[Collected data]
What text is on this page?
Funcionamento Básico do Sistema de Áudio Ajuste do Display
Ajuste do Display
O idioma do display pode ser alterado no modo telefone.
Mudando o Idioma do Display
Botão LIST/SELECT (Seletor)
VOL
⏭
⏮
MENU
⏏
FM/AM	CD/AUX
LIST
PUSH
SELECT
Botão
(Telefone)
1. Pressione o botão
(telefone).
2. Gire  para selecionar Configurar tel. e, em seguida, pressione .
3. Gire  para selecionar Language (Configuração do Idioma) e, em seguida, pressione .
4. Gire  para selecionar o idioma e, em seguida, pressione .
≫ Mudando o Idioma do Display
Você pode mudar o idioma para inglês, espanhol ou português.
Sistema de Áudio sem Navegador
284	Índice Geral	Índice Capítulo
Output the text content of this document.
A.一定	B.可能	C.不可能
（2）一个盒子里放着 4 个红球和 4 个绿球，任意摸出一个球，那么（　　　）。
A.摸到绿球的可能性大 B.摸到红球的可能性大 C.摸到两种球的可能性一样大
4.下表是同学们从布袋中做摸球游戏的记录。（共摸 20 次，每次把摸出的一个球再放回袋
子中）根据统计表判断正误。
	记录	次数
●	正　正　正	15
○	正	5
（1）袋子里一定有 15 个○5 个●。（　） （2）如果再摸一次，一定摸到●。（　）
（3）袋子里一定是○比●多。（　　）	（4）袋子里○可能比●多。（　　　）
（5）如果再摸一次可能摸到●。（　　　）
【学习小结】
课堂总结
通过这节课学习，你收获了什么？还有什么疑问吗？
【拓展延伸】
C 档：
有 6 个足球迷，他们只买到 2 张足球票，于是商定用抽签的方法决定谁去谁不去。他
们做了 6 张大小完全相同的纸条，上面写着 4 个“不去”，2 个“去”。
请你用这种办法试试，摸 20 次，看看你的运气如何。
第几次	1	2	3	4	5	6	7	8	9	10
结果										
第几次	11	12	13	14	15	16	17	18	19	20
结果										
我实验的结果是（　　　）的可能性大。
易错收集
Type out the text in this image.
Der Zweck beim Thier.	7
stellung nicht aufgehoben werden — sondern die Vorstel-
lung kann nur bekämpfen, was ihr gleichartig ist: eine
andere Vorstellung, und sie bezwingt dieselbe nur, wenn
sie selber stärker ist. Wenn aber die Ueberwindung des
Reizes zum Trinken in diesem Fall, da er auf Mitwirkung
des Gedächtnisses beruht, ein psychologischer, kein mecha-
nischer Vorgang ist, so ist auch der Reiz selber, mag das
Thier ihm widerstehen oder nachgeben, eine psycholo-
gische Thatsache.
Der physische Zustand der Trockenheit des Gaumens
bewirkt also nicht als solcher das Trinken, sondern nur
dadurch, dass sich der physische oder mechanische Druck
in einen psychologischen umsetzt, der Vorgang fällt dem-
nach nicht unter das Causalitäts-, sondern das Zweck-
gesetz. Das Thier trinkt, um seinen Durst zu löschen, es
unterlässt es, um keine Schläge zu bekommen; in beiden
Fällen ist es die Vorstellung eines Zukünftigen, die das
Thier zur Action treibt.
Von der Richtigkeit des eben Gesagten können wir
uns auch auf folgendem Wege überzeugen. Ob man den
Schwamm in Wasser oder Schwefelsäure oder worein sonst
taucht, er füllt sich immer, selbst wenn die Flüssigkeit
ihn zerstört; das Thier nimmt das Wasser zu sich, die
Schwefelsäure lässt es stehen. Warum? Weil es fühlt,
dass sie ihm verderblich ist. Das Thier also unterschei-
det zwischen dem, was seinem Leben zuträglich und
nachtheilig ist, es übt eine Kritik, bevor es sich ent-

_Exercise instructions_:
Give the data again, exactly as it stands.

_Task response_:
What text is on this page?
Funcionamento Básico do Sistema de Áudio Ajuste do Display
Ajuste do Display
O idioma do display pode ser alterado no modo telefone.
Mudando o Idioma do Display
Botão LIST/SELECT (Seletor)
VOL
⏭
⏮
MENU
⏏
FM/AM	CD/AUX
LIST
PUSH
SELECT
Botão
(Telefone)
1. Pressione o botão
(telefone).
2. Gire  para selecionar Configurar tel. e, em seguida, pressione .
3. Gire  para selecionar Language (Configuração do Idioma) e, em seguida, pressione .
4. Gire  para selecionar o idioma e, em seguida, pressione .
≫ Mudando o Idioma do Display
Você pode mudar o idioma para inglês, espanhol ou português.
Sistema de Áudio sem Navegador
284	Índice Geral	Índice Capítulo
Output the text content of this document.
A.一定	B.可能	C.不可能
（2）一个盒子里放着 4 个红球和 4 个绿球，任意摸出一个球，那么（　　　）。
A.摸到绿球的可能性大 B.摸到红球的可能性大 C.摸到两种球的可能性一样大
4.下表是同学们从布袋中做摸球游戏的记录。（共摸 20 次，每次把摸出的一个球再放回袋
子中）根据统计表判断正误。
	记录	次数
●	正　正　正	15
○	正	5
（1）袋子里一定有 15 个○5 个●。（　） （2）如果再摸一次，一定摸到●。（　）
（3）袋子里一定是○比●多。（　　）	（4）袋子里○可能比●多。（　　　）
（5）如果再摸一次可能摸到●。（　　　）
【学习小结】
课堂总结
通过这节课学习，你收获了什么？还有什么疑问吗？
【拓展延伸】
C 档：
有 6 个足球迷，他们只买到 2 张足球票，于是商定用抽签的方法决定谁去谁不去。他
们做了 6 张大小完全相同的纸条，上面写着 4 个“不去”，2 个“去”。
请你用这种办法试试，摸 20 次，看看你的运气如何。
第几次	1	2	3	4	5	6	7	8	9	10
结果										
第几次	11	12	13	14	15	16	17	18	19	20
结果										
我实验的结果是（　　　）的可能性大。
易错收集
Type out the text in this image.
Der Zweck beim Thier.	7
stellung nicht aufgehoben werden — sondern die Vorstel-
lung kann nur bekämpfen, was ihr gleichartig ist: eine
andere Vorstellung, und sie bezwingt dieselbe nur, wenn
sie selber stärker ist. Wenn aber die Ueberwindung des
Reizes zum Trinken in diesem Fall, da er auf Mitwirkung
des Gedächtnisses beruht, ein psychologischer, kein mecha-
nischer Vorgang ist, so ist auch der Reiz selber, mag das
Thier ihm widerstehen oder nachgeben, eine psycholo-
gische Thatsache.
Der physische Zustand der Trockenheit des Gaumens
bewirkt also nicht als solcher das Trinken, sondern nur
dadurch, dass sich der physische oder mechanische Druck
in einen psychologischen umsetzt, der Vorgang fällt dem-
nach nicht unter das Causalitäts-, sondern das Zweck-
gesetz. Das Thier trinkt, um seinen Durst zu löschen, es
unterlässt es, um keine Schläge zu bekommen; in beiden
Fällen ist es die Vorstellung eines Zukünftigen, die das
Thier zur Action treibt.
Von der Richtigkeit des eben Gesagten können wir
uns auch auf folgendem Wege überzeugen. Ob man den
Schwamm in Wasser oder Schwefelsäure oder worein sonst
taucht, er füllt sich immer, selbst wenn die Flüssigkeit
ihn zerstört; das Thier nimmt das Wasser zu sich, die
Schwefelsäure lässt es stehen. Warum? Weil es fühlt,
dass sie ihm verderblich ist. Das Thier also unterschei-
det zwischen dem, was seinem Leben zuträglich und
nachtheilig ist, es übt eine Kritik, bevor es sich ent-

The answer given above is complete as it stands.